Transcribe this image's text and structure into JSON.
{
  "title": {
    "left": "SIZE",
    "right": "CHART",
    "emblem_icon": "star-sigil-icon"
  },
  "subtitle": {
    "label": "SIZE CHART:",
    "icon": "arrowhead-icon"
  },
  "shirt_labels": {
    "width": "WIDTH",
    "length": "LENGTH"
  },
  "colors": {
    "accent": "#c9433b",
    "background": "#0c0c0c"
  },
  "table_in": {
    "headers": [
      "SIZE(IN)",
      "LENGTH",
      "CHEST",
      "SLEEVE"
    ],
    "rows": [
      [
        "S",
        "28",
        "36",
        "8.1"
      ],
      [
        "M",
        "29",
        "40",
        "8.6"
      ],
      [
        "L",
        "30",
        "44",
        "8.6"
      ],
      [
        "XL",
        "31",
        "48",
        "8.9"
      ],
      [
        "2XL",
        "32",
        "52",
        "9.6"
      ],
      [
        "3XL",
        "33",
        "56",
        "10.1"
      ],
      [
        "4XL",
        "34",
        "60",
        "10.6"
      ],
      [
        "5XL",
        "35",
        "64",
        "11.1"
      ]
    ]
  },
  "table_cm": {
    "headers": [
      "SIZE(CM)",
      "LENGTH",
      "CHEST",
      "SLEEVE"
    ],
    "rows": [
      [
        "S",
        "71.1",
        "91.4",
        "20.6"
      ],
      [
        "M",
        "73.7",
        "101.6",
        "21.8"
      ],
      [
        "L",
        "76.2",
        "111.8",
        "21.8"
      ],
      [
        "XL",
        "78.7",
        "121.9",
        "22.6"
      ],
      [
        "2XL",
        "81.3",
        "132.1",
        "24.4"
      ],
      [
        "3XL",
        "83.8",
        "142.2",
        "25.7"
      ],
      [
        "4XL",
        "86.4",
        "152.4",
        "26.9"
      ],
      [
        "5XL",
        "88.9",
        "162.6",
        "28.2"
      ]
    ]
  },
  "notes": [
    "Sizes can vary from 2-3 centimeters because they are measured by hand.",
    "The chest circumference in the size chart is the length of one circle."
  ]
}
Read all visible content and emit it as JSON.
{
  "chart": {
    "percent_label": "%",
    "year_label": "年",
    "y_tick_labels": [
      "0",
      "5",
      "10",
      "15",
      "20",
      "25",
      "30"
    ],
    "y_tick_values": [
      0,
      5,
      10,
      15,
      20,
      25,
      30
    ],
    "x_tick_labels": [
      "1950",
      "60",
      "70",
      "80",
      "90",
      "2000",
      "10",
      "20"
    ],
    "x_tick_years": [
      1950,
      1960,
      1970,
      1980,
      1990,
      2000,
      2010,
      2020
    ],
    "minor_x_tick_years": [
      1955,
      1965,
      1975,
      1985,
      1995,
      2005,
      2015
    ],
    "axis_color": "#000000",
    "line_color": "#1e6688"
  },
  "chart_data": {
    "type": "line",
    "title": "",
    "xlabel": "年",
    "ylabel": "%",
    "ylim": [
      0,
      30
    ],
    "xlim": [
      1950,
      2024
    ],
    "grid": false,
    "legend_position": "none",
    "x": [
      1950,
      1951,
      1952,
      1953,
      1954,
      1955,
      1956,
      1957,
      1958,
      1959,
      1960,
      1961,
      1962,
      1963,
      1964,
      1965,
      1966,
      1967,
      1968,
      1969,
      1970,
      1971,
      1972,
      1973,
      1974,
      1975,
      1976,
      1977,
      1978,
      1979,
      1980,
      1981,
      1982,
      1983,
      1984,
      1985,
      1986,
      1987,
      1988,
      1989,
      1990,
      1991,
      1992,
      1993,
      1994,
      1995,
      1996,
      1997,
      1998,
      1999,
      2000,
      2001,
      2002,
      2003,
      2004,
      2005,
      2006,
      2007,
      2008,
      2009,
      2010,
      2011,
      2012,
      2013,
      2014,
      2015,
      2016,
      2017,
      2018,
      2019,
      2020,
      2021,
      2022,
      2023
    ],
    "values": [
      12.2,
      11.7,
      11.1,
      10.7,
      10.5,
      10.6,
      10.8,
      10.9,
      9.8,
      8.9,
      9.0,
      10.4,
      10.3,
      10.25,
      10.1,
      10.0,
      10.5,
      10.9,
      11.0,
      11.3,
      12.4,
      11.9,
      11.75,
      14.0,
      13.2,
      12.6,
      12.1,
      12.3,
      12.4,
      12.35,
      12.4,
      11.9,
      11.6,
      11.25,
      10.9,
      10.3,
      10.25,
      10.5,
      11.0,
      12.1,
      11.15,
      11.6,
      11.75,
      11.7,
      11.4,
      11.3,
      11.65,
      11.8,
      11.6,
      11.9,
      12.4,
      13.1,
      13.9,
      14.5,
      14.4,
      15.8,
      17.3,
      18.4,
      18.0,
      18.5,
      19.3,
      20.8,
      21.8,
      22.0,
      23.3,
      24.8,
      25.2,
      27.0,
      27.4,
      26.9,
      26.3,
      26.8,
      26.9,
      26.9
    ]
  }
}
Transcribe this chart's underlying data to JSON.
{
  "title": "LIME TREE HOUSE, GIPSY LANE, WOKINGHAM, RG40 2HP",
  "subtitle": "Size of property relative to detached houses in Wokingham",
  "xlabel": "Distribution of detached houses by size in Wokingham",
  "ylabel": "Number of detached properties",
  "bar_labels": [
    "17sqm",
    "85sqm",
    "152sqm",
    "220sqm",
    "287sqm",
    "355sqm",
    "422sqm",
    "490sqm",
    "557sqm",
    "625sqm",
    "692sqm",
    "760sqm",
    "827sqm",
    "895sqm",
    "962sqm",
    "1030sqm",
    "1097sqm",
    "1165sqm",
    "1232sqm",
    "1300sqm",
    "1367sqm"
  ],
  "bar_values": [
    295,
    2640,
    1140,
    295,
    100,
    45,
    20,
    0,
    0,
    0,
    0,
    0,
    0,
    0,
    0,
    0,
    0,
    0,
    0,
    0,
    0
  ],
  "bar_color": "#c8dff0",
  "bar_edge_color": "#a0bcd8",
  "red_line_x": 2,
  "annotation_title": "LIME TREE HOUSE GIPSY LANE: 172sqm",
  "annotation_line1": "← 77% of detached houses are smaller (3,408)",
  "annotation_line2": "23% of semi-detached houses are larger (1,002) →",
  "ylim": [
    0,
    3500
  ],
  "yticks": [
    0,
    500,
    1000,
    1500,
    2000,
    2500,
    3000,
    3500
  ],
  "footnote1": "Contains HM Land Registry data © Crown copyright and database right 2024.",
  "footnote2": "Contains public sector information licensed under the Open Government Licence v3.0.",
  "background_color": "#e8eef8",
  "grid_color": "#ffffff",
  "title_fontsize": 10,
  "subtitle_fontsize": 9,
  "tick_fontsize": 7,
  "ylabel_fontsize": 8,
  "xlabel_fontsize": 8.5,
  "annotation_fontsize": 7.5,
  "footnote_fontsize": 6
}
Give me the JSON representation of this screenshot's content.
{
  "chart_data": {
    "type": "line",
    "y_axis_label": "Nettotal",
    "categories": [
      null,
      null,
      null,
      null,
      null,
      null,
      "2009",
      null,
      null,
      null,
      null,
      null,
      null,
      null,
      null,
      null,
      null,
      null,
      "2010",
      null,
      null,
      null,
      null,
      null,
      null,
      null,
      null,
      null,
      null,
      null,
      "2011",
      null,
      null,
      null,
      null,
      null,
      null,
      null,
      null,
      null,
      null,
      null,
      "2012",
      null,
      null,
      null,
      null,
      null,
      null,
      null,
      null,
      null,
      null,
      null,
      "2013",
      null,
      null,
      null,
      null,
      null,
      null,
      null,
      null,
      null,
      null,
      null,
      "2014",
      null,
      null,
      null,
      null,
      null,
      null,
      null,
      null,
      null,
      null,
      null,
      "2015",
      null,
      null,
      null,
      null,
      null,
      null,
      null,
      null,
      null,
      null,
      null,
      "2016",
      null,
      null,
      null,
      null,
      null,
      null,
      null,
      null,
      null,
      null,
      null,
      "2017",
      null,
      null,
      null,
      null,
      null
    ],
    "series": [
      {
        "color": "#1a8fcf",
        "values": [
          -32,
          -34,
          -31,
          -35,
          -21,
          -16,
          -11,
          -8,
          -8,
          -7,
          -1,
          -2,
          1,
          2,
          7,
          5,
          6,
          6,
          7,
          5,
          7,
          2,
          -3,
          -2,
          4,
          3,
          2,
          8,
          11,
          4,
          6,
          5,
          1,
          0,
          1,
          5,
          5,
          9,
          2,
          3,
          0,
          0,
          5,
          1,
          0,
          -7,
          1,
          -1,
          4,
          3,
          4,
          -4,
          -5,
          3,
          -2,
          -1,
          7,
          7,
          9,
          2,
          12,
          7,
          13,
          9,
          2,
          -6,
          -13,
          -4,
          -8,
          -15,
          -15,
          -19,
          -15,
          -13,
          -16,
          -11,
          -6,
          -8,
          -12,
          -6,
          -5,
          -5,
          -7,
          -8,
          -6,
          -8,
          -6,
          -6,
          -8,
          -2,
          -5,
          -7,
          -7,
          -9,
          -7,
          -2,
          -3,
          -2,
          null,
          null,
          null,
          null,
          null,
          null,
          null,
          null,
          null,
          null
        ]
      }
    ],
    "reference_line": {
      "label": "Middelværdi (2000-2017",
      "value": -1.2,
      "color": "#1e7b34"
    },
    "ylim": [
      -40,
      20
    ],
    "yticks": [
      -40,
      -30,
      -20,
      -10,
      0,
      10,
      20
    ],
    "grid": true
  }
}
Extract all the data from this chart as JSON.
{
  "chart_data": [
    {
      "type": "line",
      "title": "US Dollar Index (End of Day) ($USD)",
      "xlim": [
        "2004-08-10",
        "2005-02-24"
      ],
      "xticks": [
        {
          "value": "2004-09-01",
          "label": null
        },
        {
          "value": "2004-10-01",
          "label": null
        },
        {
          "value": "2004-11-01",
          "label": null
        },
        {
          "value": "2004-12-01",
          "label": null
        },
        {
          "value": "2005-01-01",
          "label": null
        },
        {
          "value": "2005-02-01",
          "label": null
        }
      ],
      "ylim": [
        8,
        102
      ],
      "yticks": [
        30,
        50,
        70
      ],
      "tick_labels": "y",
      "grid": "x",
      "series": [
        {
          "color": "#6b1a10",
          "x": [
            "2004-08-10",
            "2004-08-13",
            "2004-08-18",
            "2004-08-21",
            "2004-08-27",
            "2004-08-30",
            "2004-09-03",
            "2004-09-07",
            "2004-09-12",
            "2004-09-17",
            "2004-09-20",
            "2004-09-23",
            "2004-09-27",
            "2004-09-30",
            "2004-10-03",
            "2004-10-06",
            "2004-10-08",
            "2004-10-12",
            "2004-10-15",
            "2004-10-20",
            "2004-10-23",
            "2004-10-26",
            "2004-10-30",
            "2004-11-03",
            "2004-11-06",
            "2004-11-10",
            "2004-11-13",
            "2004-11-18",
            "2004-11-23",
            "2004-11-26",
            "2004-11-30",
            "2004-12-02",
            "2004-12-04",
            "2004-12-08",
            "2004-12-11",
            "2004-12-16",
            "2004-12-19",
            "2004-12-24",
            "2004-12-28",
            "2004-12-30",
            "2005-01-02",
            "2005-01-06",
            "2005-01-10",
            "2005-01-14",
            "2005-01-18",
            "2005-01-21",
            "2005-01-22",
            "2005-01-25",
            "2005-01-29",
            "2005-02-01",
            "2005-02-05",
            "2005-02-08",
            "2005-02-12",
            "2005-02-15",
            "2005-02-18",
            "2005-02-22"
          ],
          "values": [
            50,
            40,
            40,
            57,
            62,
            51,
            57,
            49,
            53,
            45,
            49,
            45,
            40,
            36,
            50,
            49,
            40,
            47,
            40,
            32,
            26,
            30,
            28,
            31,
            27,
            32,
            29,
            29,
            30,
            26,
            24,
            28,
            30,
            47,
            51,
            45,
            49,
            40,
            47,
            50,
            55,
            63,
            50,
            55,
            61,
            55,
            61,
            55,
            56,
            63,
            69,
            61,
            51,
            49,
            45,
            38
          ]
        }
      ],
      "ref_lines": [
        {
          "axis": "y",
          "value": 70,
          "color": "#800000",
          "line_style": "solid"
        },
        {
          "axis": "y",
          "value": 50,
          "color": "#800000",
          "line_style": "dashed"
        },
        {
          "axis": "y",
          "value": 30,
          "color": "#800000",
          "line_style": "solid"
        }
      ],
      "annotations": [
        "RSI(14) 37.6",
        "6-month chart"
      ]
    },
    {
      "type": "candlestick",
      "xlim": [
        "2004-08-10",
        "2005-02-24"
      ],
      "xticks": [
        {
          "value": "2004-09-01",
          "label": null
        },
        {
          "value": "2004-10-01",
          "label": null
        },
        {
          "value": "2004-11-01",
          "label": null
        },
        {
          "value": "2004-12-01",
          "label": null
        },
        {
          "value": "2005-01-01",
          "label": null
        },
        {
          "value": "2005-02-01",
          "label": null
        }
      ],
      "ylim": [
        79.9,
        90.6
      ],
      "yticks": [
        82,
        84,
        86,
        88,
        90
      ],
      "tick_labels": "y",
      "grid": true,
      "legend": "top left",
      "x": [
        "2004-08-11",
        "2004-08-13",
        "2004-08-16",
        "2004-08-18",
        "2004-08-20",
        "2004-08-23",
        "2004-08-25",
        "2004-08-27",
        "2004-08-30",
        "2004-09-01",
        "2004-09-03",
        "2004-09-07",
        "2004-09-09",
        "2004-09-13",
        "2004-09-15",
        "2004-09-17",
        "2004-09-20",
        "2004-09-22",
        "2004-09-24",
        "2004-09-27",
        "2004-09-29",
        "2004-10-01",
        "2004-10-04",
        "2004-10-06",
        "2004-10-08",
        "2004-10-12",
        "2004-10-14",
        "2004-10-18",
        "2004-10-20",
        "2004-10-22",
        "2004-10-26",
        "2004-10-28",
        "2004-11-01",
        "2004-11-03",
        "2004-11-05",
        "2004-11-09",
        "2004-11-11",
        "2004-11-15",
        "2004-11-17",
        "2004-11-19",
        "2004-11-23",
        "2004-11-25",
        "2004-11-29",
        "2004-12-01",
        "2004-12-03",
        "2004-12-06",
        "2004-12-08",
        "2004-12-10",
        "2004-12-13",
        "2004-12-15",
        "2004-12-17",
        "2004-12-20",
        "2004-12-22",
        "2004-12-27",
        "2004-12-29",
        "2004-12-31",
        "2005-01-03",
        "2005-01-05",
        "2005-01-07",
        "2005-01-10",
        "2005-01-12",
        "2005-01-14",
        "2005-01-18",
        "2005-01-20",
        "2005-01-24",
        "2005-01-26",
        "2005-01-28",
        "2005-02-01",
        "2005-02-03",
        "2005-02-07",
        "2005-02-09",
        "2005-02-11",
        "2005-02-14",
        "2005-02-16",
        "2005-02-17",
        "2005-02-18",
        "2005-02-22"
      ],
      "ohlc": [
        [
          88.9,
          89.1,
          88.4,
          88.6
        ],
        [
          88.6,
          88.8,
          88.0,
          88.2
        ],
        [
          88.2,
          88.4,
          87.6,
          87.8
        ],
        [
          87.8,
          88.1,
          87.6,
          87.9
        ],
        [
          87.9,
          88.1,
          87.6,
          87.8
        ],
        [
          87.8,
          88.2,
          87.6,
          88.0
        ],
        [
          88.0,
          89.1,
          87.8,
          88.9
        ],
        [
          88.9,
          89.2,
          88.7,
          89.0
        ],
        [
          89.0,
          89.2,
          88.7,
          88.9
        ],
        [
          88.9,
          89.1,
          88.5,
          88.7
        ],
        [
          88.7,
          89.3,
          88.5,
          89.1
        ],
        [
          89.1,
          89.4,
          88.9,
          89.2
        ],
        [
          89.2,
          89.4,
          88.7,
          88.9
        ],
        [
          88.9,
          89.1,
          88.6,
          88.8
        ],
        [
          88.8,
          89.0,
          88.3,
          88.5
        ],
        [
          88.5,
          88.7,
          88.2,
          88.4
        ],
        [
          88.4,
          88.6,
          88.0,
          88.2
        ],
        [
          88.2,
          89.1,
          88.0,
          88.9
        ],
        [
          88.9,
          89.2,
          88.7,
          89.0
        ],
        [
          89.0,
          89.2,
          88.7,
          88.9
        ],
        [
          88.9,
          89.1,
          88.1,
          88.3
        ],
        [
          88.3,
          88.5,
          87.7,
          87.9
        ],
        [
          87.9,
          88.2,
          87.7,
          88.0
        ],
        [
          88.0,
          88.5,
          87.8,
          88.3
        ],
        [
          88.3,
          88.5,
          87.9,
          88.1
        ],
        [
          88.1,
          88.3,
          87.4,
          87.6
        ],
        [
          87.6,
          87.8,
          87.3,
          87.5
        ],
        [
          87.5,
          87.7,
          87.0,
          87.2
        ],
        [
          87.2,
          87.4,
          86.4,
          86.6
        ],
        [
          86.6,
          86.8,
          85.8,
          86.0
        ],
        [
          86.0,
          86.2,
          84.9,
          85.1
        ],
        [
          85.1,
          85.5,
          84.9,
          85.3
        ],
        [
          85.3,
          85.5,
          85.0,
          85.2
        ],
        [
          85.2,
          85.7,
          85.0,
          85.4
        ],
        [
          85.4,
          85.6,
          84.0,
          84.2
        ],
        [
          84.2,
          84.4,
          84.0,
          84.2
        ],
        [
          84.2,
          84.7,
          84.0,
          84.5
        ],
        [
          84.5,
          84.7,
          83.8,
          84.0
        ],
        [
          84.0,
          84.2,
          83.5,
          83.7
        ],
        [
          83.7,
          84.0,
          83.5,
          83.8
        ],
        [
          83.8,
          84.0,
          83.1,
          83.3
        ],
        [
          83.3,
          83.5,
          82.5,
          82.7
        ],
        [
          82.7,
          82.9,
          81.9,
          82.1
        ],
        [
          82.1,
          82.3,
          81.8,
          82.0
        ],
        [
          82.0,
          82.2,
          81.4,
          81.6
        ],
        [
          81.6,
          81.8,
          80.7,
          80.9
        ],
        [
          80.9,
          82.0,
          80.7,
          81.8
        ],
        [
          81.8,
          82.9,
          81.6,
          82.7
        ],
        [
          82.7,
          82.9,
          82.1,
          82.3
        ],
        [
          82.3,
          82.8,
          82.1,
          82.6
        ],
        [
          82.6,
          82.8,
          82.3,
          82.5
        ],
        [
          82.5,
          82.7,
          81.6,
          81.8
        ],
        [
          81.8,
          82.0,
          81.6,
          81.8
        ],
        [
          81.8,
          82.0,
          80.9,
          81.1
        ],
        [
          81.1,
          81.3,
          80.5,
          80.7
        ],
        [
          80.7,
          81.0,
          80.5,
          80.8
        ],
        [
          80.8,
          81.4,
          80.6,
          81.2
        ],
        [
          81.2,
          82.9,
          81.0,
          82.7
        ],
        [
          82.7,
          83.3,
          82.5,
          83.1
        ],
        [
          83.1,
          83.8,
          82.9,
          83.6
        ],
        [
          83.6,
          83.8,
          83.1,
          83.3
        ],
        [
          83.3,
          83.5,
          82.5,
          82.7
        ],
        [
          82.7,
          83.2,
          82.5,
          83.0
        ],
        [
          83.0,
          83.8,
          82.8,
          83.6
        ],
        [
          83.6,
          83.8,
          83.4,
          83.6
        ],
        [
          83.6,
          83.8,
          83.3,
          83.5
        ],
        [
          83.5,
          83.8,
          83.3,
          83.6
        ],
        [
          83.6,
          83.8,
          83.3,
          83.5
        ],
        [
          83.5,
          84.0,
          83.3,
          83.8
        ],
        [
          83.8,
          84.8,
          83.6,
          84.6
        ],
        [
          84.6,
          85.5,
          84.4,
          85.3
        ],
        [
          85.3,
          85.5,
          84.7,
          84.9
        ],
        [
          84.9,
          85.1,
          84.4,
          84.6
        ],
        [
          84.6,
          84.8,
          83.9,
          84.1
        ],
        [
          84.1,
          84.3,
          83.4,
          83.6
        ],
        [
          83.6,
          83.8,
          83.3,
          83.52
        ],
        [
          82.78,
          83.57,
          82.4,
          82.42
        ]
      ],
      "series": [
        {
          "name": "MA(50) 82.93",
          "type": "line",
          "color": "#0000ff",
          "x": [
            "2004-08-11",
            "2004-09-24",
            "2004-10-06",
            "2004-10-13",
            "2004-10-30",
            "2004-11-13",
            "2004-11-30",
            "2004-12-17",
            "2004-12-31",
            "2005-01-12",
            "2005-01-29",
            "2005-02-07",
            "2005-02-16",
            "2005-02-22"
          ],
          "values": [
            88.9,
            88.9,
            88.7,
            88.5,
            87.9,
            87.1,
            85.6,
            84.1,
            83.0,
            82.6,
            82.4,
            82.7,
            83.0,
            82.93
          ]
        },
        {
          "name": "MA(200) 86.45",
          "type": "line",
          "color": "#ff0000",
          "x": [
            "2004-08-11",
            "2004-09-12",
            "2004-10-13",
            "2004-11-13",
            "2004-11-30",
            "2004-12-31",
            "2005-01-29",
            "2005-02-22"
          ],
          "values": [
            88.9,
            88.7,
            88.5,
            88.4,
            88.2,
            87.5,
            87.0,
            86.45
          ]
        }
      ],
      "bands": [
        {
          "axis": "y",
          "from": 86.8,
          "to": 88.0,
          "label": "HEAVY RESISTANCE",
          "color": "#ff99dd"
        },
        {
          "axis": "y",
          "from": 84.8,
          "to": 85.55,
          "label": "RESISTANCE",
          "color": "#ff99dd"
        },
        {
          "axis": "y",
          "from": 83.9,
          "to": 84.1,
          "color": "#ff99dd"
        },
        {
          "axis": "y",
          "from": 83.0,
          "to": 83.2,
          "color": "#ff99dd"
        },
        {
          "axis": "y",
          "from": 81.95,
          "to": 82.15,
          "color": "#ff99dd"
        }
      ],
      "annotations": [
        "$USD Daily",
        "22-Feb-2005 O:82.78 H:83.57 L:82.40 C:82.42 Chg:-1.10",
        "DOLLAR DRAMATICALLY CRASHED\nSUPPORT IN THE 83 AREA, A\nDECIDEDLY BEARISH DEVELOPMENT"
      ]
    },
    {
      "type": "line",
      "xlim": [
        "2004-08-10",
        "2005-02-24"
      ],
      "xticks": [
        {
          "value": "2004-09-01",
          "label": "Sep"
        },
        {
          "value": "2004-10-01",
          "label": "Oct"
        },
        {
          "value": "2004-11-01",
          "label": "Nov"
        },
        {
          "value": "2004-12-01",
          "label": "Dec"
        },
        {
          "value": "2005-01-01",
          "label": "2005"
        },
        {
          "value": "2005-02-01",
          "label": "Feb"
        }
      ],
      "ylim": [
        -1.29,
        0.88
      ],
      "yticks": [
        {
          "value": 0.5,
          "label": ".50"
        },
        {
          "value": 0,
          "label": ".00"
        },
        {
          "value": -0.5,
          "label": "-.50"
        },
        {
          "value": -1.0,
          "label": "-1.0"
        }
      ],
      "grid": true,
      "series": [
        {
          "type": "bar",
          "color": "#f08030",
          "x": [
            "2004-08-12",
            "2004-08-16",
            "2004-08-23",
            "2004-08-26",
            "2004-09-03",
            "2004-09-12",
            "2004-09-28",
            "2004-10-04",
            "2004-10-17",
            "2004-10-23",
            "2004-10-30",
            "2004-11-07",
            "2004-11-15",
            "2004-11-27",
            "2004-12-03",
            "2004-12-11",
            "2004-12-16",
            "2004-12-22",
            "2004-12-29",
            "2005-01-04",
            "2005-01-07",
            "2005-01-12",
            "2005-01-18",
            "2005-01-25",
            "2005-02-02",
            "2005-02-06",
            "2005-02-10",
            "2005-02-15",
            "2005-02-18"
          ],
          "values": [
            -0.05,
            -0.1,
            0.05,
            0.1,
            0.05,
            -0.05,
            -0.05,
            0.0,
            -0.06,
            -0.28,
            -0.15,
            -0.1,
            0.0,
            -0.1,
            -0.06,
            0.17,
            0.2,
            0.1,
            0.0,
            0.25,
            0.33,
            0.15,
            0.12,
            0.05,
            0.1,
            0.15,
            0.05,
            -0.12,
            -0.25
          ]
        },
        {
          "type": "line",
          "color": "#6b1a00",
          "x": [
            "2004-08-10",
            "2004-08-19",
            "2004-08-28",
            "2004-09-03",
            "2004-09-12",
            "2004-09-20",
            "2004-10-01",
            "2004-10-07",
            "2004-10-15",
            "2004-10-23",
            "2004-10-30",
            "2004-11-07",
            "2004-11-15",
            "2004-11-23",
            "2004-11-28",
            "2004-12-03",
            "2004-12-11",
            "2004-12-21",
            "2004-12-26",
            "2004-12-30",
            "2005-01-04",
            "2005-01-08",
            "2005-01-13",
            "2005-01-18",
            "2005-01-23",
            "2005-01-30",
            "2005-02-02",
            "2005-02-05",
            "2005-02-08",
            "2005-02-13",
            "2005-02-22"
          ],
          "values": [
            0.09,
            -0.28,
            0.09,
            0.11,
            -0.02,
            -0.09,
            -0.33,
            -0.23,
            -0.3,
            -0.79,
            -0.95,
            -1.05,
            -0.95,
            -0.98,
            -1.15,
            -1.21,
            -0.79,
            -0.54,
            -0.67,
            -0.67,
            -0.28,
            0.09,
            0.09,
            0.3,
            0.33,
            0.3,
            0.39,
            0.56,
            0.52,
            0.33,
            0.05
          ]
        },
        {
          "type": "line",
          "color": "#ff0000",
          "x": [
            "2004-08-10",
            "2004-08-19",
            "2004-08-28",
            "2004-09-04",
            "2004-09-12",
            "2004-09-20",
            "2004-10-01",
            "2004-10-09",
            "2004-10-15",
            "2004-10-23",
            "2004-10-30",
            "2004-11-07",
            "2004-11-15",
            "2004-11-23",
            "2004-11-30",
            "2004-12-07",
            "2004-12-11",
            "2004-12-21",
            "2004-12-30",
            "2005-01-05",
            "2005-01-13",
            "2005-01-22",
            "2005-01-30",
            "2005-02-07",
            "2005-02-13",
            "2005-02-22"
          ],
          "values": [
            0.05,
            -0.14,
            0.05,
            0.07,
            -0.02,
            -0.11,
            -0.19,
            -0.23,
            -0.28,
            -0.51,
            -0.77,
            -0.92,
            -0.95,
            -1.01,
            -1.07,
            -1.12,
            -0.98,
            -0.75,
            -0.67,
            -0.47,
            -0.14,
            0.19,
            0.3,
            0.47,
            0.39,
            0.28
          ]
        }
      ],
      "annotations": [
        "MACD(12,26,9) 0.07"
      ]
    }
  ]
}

******************************

*Task objective*
Using the entries above, find all lines with "GIPSY". Copy them.

*Output for this exercise*
  "title": "LIME TREE HOUSE, GIPSY LANE, WOKINGHAM, RG40 2HP",
  "annotation_title": "LIME TREE HOUSE GIPSY LANE: 172sqm",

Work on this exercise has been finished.